ROWS –

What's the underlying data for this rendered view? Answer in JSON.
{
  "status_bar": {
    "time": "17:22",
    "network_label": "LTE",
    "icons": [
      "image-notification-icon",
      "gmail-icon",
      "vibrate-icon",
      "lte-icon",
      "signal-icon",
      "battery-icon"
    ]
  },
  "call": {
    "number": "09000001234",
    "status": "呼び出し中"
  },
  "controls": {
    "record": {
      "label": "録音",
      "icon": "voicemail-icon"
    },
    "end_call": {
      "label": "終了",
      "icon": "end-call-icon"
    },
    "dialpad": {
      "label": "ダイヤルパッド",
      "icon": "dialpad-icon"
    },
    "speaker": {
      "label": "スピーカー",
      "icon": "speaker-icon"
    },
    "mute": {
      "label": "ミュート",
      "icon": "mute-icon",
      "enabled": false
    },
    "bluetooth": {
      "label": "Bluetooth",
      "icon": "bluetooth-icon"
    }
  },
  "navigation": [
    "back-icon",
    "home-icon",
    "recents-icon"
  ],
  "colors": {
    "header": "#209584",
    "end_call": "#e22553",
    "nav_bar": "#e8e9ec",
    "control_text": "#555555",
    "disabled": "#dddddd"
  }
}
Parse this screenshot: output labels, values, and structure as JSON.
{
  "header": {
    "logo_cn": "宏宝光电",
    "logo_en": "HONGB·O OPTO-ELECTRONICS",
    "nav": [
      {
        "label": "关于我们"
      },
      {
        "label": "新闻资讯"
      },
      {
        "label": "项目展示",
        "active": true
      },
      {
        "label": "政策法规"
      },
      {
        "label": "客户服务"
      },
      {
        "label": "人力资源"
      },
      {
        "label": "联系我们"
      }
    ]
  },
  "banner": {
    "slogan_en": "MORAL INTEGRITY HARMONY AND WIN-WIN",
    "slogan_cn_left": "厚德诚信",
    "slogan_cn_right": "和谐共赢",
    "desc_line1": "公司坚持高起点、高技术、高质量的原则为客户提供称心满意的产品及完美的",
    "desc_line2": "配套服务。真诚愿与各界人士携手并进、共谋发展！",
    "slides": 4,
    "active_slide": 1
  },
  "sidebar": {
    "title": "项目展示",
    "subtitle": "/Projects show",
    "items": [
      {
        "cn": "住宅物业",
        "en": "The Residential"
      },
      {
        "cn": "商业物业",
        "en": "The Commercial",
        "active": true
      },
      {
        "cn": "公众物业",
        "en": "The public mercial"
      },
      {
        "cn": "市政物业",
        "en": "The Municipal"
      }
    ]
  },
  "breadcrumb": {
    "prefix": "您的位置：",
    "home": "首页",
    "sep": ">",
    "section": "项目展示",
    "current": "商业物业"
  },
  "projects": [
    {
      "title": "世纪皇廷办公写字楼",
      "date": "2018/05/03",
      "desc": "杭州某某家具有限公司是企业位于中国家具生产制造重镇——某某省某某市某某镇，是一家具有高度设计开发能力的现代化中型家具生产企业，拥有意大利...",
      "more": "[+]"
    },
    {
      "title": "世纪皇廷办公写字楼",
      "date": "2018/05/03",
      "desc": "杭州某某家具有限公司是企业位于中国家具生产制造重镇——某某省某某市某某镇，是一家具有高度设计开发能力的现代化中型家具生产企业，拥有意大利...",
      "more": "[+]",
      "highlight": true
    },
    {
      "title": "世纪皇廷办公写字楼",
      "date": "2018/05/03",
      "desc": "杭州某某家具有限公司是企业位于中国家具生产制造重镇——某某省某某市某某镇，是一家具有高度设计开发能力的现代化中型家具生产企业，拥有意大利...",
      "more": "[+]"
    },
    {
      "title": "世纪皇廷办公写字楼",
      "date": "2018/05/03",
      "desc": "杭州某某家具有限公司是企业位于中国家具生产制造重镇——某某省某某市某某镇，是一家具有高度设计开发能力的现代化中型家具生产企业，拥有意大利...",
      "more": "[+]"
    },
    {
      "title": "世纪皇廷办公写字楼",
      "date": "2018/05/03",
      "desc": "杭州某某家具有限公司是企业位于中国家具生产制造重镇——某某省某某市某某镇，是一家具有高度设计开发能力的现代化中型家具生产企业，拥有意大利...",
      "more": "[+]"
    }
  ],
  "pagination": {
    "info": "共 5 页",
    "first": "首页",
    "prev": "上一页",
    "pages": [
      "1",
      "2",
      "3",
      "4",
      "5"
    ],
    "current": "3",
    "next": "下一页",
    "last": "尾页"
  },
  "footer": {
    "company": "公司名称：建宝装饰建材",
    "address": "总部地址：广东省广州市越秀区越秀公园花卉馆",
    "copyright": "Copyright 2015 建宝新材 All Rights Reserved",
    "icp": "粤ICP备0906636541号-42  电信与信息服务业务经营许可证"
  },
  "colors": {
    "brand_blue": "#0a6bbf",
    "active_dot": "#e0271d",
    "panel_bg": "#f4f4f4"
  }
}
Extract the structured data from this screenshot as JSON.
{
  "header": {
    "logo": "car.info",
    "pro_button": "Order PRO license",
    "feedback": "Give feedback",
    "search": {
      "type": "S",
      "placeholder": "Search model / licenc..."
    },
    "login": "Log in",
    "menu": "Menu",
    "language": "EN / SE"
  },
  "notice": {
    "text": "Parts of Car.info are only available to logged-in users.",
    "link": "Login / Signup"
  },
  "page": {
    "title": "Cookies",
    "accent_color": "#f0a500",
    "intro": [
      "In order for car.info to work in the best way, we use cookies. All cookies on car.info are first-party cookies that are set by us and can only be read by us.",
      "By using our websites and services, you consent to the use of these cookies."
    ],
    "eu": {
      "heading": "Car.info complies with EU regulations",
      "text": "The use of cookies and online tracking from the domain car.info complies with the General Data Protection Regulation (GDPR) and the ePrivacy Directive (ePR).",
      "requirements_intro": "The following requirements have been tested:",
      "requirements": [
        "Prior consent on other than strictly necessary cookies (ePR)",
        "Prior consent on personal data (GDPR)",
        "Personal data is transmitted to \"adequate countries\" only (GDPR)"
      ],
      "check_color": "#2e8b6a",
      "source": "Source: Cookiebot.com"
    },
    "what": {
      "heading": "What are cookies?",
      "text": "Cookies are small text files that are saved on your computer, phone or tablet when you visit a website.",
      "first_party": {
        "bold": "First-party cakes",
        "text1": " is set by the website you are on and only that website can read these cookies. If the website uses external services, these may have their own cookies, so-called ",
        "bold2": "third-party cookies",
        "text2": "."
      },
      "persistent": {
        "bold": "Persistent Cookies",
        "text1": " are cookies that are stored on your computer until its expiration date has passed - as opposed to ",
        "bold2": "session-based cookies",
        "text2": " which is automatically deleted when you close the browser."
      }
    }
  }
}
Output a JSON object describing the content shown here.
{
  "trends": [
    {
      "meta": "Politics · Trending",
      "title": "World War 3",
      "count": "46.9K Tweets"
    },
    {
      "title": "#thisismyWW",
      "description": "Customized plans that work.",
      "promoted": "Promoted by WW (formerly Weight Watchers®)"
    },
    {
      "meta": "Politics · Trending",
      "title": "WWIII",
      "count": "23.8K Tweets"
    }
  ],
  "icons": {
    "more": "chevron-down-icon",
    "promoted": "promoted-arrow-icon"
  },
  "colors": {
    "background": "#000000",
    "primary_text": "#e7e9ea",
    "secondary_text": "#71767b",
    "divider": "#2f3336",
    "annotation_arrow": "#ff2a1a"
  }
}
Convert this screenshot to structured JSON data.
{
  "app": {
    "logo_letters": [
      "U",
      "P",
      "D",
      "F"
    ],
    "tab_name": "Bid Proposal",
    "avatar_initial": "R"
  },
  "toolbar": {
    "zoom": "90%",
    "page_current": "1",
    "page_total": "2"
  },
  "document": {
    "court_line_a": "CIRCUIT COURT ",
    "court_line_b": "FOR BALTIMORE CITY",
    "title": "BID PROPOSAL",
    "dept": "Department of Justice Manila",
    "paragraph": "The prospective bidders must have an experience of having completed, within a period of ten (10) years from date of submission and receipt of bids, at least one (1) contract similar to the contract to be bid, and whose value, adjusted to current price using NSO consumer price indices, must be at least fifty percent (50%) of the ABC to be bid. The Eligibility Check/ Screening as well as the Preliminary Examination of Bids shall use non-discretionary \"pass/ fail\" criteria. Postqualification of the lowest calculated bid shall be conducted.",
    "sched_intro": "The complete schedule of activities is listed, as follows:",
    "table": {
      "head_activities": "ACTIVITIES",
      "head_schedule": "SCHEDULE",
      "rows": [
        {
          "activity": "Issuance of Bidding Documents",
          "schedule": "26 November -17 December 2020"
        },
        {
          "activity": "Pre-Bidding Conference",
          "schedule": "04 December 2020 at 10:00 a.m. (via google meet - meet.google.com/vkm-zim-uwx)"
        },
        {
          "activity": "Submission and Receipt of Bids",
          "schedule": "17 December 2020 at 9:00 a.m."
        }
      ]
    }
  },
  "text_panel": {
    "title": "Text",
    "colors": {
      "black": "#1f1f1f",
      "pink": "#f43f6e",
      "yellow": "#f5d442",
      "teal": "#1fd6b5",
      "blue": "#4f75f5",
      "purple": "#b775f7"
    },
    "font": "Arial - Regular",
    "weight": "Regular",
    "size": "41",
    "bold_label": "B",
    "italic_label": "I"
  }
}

WRITTEN EXERCISE – Extract every line that has the string "Bids" in it.

ANSWER TO THE EXERCISE –
    "paragraph": "The prospective bidders must have an experience of having completed, within a period of ten (10) years from date of submission and receipt of bids, at least one (1) contract similar to the contract to be bid, and whose value, adjusted to current price using NSO consumer price indices, must be at least fifty percent (50%) of the ABC to be bid. The Eligibility Check/ Screening as well as the Preliminary Examination of Bids shall use non-discretionary \"pass/ fail\" criteria. Postqualification of the lowest calculated bid shall be conducted.",
          "activity": "Submission and Receipt of Bids",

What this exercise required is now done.